▶ **Prompt**:
Repeat the listing in full, exactly as it stands.

(Records from a data source)
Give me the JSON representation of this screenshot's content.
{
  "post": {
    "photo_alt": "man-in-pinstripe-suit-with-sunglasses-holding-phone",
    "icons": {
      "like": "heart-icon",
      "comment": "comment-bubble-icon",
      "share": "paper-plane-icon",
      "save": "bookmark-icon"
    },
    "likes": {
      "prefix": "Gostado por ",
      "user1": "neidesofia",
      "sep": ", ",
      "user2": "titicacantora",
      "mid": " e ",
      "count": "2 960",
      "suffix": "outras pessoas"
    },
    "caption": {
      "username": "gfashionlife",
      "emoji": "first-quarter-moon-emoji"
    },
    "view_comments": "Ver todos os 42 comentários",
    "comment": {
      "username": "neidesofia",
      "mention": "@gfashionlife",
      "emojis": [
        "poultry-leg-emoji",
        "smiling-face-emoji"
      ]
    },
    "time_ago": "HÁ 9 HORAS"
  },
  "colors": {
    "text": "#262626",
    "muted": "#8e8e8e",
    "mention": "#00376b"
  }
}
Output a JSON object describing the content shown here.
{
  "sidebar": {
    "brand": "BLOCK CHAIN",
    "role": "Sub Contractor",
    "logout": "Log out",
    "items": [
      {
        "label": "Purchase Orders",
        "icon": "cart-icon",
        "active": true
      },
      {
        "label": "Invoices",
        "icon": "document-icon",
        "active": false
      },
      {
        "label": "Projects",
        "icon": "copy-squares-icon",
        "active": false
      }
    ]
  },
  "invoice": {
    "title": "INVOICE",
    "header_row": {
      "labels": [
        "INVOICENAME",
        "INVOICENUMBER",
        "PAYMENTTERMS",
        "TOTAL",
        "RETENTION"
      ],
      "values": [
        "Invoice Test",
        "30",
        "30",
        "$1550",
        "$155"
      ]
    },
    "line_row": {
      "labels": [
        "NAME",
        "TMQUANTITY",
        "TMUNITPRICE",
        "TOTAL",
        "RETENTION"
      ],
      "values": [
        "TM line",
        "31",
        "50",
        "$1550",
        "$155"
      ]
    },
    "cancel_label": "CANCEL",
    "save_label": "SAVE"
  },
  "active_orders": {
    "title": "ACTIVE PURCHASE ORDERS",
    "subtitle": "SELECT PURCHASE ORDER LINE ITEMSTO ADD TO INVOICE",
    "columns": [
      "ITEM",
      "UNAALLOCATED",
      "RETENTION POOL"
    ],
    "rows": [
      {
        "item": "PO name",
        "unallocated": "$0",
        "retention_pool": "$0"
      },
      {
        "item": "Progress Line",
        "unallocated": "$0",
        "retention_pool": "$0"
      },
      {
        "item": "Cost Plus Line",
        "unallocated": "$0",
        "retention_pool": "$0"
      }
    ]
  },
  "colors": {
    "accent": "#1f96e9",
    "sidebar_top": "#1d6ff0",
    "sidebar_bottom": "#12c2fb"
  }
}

▶ **Complete output**:
Give me the JSON representation of this screenshot's content.
{
  "post": {
    "photo_alt": "man-in-pinstripe-suit-with-sunglasses-holding-phone",
    "icons": {
      "like": "heart-icon",
      "comment": "comment-bubble-icon",
      "share": "paper-plane-icon",
      "save": "bookmark-icon"
    },
    "likes": {
      "prefix": "Gostado por ",
      "user1": "neidesofia",
      "sep": ", ",
      "user2": "titicacantora",
      "mid": " e ",
      "count": "2 960",
      "suffix": "outras pessoas"
    },
    "caption": {
      "username": "gfashionlife",
      "emoji": "first-quarter-moon-emoji"
    },
    "view_comments": "Ver todos os 42 comentários",
    "comment": {
      "username": "neidesofia",
      "mention": "@gfashionlife",
      "emojis": [
        "poultry-leg-emoji",
        "smiling-face-emoji"
      ]
    },
    "time_ago": "HÁ 9 HORAS"
  },
  "colors": {
    "text": "#262626",
    "muted": "#8e8e8e",
    "mention": "#00376b"
  }
}
Output a JSON object describing the content shown here.
{
  "sidebar": {
    "brand": "BLOCK CHAIN",
    "role": "Sub Contractor",
    "logout": "Log out",
    "items": [
      {
        "label": "Purchase Orders",
        "icon": "cart-icon",
        "active": true
      },
      {
        "label": "Invoices",
        "icon": "document-icon",
        "active": false
      },
      {
        "label": "Projects",
        "icon": "copy-squares-icon",
        "active": false
      }
    ]
  },
  "invoice": {
    "title": "INVOICE",
    "header_row": {
      "labels": [
        "INVOICENAME",
        "INVOICENUMBER",
        "PAYMENTTERMS",
        "TOTAL",
        "RETENTION"
      ],
      "values": [
        "Invoice Test",
        "30",
        "30",
        "$1550",
        "$155"
      ]
    },
    "line_row": {
      "labels": [
        "NAME",
        "TMQUANTITY",
        "TMUNITPRICE",
        "TOTAL",
        "RETENTION"
      ],
      "values": [
        "TM line",
        "31",
        "50",
        "$1550",
        "$155"
      ]
    },
    "cancel_label": "CANCEL",
    "save_label": "SAVE"
  },
  "active_orders": {
    "title": "ACTIVE PURCHASE ORDERS",
    "subtitle": "SELECT PURCHASE ORDER LINE ITEMSTO ADD TO INVOICE",
    "columns": [
      "ITEM",
      "UNAALLOCATED",
      "RETENTION POOL"
    ],
    "rows": [
      {
        "item": "PO name",
        "unallocated": "$0",
        "retention_pool": "$0"
      },
      {
        "item": "Progress Line",
        "unallocated": "$0",
        "retention_pool": "$0"
      },
      {
        "item": "Cost Plus Line",
        "unallocated": "$0",
        "retention_pool": "$0"
      }
    ]
  },
  "colors": {
    "accent": "#1f96e9",
    "sidebar_top": "#1d6ff0",
    "sidebar_bottom": "#12c2fb"
  }
}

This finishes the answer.